Collected data entries:
=======

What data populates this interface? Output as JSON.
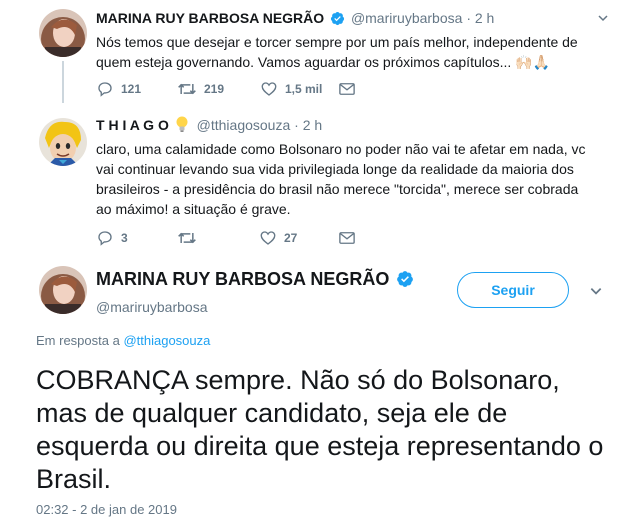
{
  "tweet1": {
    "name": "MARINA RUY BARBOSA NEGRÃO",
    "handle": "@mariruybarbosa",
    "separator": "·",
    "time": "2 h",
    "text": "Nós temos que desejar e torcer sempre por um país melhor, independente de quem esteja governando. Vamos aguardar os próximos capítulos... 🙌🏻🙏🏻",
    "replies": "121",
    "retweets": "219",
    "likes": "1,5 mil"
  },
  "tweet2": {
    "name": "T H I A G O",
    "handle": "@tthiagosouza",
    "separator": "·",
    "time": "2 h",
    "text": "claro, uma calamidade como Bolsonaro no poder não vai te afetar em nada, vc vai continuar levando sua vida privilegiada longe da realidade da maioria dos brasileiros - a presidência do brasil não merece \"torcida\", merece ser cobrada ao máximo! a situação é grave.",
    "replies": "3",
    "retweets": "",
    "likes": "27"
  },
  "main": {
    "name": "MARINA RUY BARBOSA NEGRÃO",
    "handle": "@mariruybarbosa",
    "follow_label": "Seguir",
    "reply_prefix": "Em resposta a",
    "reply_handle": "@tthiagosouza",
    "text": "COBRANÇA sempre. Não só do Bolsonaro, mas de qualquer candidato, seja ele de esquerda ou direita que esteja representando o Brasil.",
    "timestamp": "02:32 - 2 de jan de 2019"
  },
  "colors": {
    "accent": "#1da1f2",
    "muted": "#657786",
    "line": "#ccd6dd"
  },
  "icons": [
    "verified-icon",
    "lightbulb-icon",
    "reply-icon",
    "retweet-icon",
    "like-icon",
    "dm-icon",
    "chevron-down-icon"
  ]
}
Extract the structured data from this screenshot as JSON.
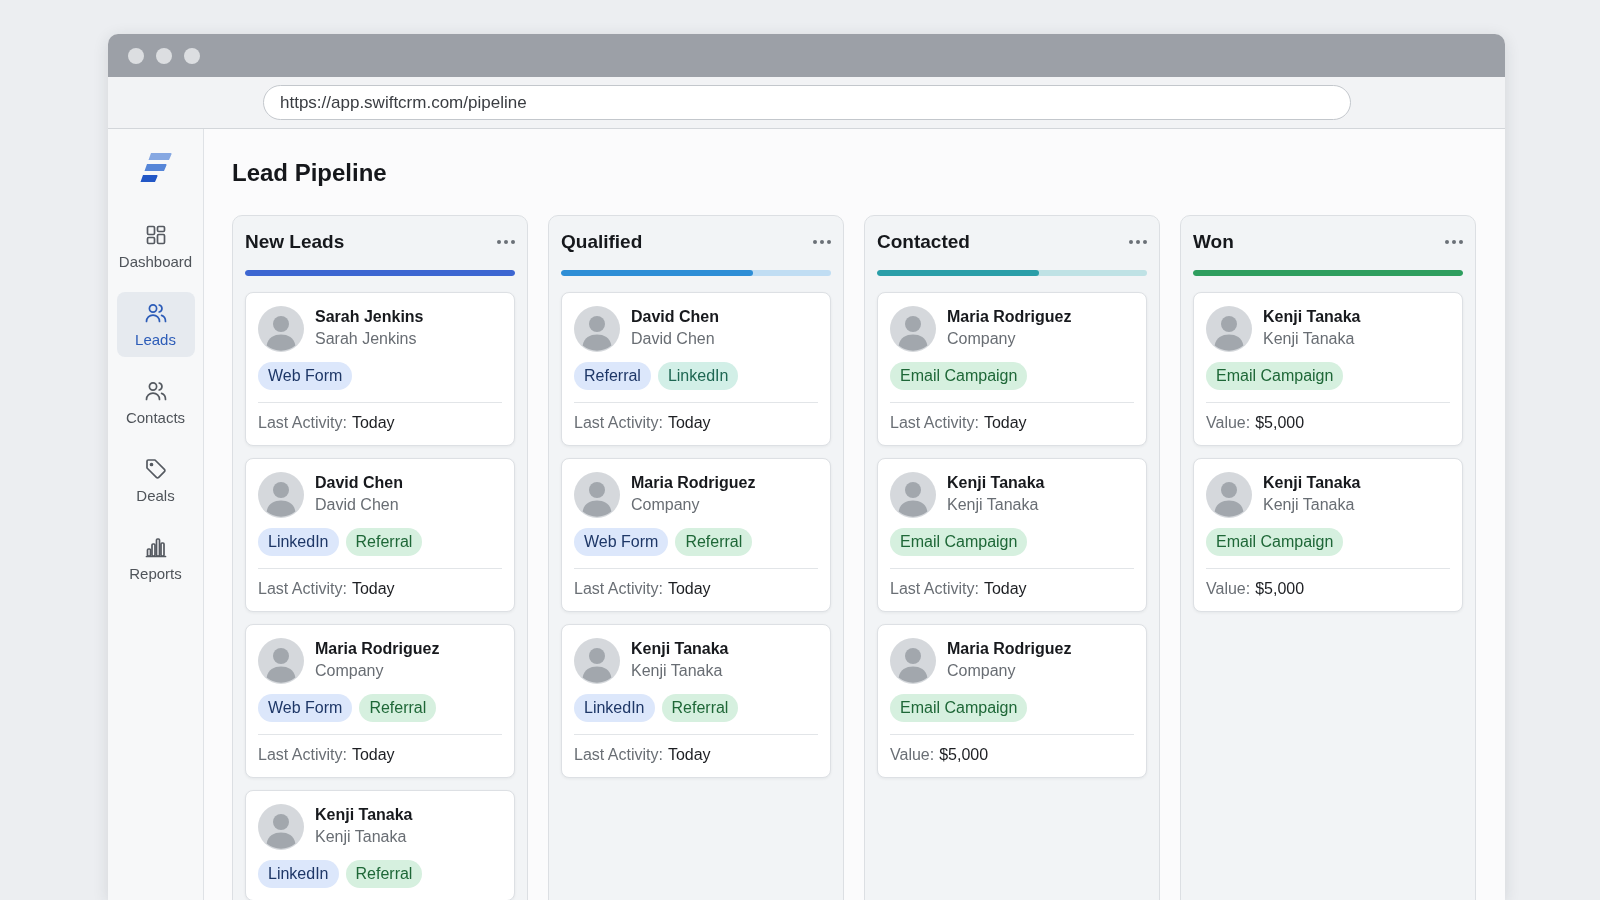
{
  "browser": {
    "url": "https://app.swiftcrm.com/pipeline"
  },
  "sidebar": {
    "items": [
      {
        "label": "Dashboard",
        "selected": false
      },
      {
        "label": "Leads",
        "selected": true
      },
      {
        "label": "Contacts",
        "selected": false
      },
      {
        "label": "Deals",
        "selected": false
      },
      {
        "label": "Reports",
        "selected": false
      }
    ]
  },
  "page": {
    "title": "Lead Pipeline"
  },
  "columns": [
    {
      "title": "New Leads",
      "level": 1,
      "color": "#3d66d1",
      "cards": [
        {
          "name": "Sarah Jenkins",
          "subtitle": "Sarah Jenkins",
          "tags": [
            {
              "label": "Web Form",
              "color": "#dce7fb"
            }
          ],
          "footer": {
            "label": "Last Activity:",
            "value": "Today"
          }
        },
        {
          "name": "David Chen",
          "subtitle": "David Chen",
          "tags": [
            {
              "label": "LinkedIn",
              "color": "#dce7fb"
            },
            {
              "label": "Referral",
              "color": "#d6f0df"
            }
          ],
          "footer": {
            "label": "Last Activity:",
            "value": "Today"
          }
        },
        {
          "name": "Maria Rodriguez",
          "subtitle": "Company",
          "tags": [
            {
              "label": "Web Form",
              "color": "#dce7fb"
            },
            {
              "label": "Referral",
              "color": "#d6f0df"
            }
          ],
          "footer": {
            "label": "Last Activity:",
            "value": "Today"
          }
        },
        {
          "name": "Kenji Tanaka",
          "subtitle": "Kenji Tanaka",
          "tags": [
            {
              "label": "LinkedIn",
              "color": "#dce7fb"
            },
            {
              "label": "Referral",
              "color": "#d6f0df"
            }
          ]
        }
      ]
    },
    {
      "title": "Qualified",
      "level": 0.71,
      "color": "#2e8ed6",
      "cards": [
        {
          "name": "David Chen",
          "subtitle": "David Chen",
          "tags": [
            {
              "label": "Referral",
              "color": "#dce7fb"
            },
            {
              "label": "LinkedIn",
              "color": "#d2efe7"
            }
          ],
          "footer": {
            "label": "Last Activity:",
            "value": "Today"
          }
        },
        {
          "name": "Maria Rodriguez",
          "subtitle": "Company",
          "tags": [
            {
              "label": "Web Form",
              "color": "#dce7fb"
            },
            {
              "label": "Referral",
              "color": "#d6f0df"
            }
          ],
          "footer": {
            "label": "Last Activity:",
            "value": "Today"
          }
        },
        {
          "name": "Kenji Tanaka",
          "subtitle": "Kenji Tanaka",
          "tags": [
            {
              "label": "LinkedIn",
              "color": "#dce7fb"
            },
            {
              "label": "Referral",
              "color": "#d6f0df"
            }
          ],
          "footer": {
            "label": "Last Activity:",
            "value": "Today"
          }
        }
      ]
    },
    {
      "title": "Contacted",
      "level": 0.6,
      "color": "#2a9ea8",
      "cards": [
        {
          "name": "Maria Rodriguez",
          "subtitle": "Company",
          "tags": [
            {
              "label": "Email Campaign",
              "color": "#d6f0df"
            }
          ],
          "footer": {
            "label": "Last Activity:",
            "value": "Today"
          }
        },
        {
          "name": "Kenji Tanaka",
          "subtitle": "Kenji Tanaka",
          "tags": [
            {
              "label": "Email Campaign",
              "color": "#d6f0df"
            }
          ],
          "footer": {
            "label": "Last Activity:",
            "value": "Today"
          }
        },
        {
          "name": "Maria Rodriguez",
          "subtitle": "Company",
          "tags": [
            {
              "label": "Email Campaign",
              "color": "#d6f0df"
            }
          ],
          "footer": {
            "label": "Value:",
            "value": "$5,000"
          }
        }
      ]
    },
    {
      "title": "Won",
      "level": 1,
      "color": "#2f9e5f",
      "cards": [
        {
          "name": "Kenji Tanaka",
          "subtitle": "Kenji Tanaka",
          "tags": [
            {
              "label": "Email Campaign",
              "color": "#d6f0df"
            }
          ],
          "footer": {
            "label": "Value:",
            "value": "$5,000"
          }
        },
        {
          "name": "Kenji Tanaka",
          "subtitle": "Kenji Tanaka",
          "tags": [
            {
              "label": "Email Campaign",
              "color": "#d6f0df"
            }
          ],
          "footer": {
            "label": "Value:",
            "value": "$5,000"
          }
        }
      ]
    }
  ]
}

=======

◆ **TASK DETAILS**
Reproduce the full material exactly, excluding the pictures.

◆ **RESULT OF THE EXERCISE**
What data populates this interface? Output as JSON.
{
  "tweet1": {
    "name": "MARINA RUY BARBOSA NEGRÃO",
    "handle": "@mariruybarbosa",
    "separator": "·",
    "time": "2 h",
    "text": "Nós temos que desejar e torcer sempre por um país melhor, independente de quem esteja governando. Vamos aguardar os próximos capítulos... 🙌🏻🙏🏻",
    "replies": "121",
    "retweets": "219",
    "likes": "1,5 mil"
  },
  "tweet2": {
    "name": "T H I A G O",
    "handle": "@tthiagosouza",
    "separator": "·",
    "time": "2 h",
    "text": "claro, uma calamidade como Bolsonaro no poder não vai te afetar em nada, vc vai continuar levando sua vida privilegiada longe da realidade da maioria dos brasileiros - a presidência do brasil não merece \"torcida\", merece ser cobrada ao máximo! a situação é grave.",
    "replies": "3",
    "retweets": "",
    "likes": "27"
  },
  "main": {
    "name": "MARINA RUY BARBOSA NEGRÃO",
    "handle": "@mariruybarbosa",
    "follow_label": "Seguir",
    "reply_prefix": "Em resposta a",
    "reply_handle": "@tthiagosouza",
    "text": "COBRANÇA sempre. Não só do Bolsonaro, mas de qualquer candidato, seja ele de esquerda ou direita que esteja representando o Brasil.",
    "timestamp": "02:32 - 2 de jan de 2019"
  },
  "colors": {
    "accent": "#1da1f2",
    "muted": "#657786",
    "line": "#ccd6dd"
  },
  "icons": [
    "verified-icon",
    "lightbulb-icon",
    "reply-icon",
    "retweet-icon",
    "like-icon",
    "dm-icon",
    "chevron-down-icon"
  ]
}
Extract the structured data from this screenshot as JSON.
{
  "browser": {
    "url": "https://app.swiftcrm.com/pipeline"
  },
  "sidebar": {
    "items": [
      {
        "label": "Dashboard",
        "selected": false
      },
      {
        "label": "Leads",
        "selected": true
      },
      {
        "label": "Contacts",
        "selected": false
      },
      {
        "label": "Deals",
        "selected": false
      },
      {
        "label": "Reports",
        "selected": false
      }
    ]
  },
  "page": {
    "title": "Lead Pipeline"
  },
  "columns": [
    {
      "title": "New Leads",
      "level": 1,
      "color": "#3d66d1",
      "cards": [
        {
          "name": "Sarah Jenkins",
          "subtitle": "Sarah Jenkins",
          "tags": [
            {
              "label": "Web Form",
              "color": "#dce7fb"
            }
          ],
          "footer": {
            "label": "Last Activity:",
            "value": "Today"
          }
        },
        {
          "name": "David Chen",
          "subtitle": "David Chen",
          "tags": [
            {
              "label": "LinkedIn",
              "color": "#dce7fb"
            },
            {
              "label": "Referral",
              "color": "#d6f0df"
            }
          ],
          "footer": {
            "label": "Last Activity:",
            "value": "Today"
          }
        },
        {
          "name": "Maria Rodriguez",
          "subtitle": "Company",
          "tags": [
            {
              "label": "Web Form",
              "color": "#dce7fb"
            },
            {
              "label": "Referral",
              "color": "#d6f0df"
            }
          ],
          "footer": {
            "label": "Last Activity:",
            "value": "Today"
          }
        },
        {
          "name": "Kenji Tanaka",
          "subtitle": "Kenji Tanaka",
          "tags": [
            {
              "label": "LinkedIn",
              "color": "#dce7fb"
            },
            {
              "label": "Referral",
              "color": "#d6f0df"
            }
          ]
        }
      ]
    },
    {
      "title": "Qualified",
      "level": 0.71,
      "color": "#2e8ed6",
      "cards": [
        {
          "name": "David Chen",
          "subtitle": "David Chen",
          "tags": [
            {
              "label": "Referral",
              "color": "#dce7fb"
            },
            {
              "label": "LinkedIn",
              "color": "#d2efe7"
            }
          ],
          "footer": {
            "label": "Last Activity:",
            "value": "Today"
          }
        },
        {
          "name": "Maria Rodriguez",
          "subtitle": "Company",
          "tags": [
            {
              "label": "Web Form",
              "color": "#dce7fb"
            },
            {
              "label": "Referral",
              "color": "#d6f0df"
            }
          ],
          "footer": {
            "label": "Last Activity:",
            "value": "Today"
          }
        },
        {
          "name": "Kenji Tanaka",
          "subtitle": "Kenji Tanaka",
          "tags": [
            {
              "label": "LinkedIn",
              "color": "#dce7fb"
            },
            {
              "label": "Referral",
              "color": "#d6f0df"
            }
          ],
          "footer": {
            "label": "Last Activity:",
            "value": "Today"
          }
        }
      ]
    },
    {
      "title": "Contacted",
      "level": 0.6,
      "color": "#2a9ea8",
      "cards": [
        {
          "name": "Maria Rodriguez",
          "subtitle": "Company",
          "tags": [
            {
              "label": "Email Campaign",
              "color": "#d6f0df"
            }
          ],
          "footer": {
            "label": "Last Activity:",
            "value": "Today"
          }
        },
        {
          "name": "Kenji Tanaka",
          "subtitle": "Kenji Tanaka",
          "tags": [
            {
              "label": "Email Campaign",
              "color": "#d6f0df"
            }
          ],
          "footer": {
            "label": "Last Activity:",
            "value": "Today"
          }
        },
        {
          "name": "Maria Rodriguez",
          "subtitle": "Company",
          "tags": [
            {
              "label": "Email Campaign",
              "color": "#d6f0df"
            }
          ],
          "footer": {
            "label": "Value:",
            "value": "$5,000"
          }
        }
      ]
    },
    {
      "title": "Won",
      "level": 1,
      "color": "#2f9e5f",
      "cards": [
        {
          "name": "Kenji Tanaka",
          "subtitle": "Kenji Tanaka",
          "tags": [
            {
              "label": "Email Campaign",
              "color": "#d6f0df"
            }
          ],
          "footer": {
            "label": "Value:",
            "value": "$5,000"
          }
        },
        {
          "name": "Kenji Tanaka",
          "subtitle": "Kenji Tanaka",
          "tags": [
            {
              "label": "Email Campaign",
              "color": "#d6f0df"
            }
          ],
          "footer": {
            "label": "Value:",
            "value": "$5,000"
          }
        }
      ]
    }
  ]
}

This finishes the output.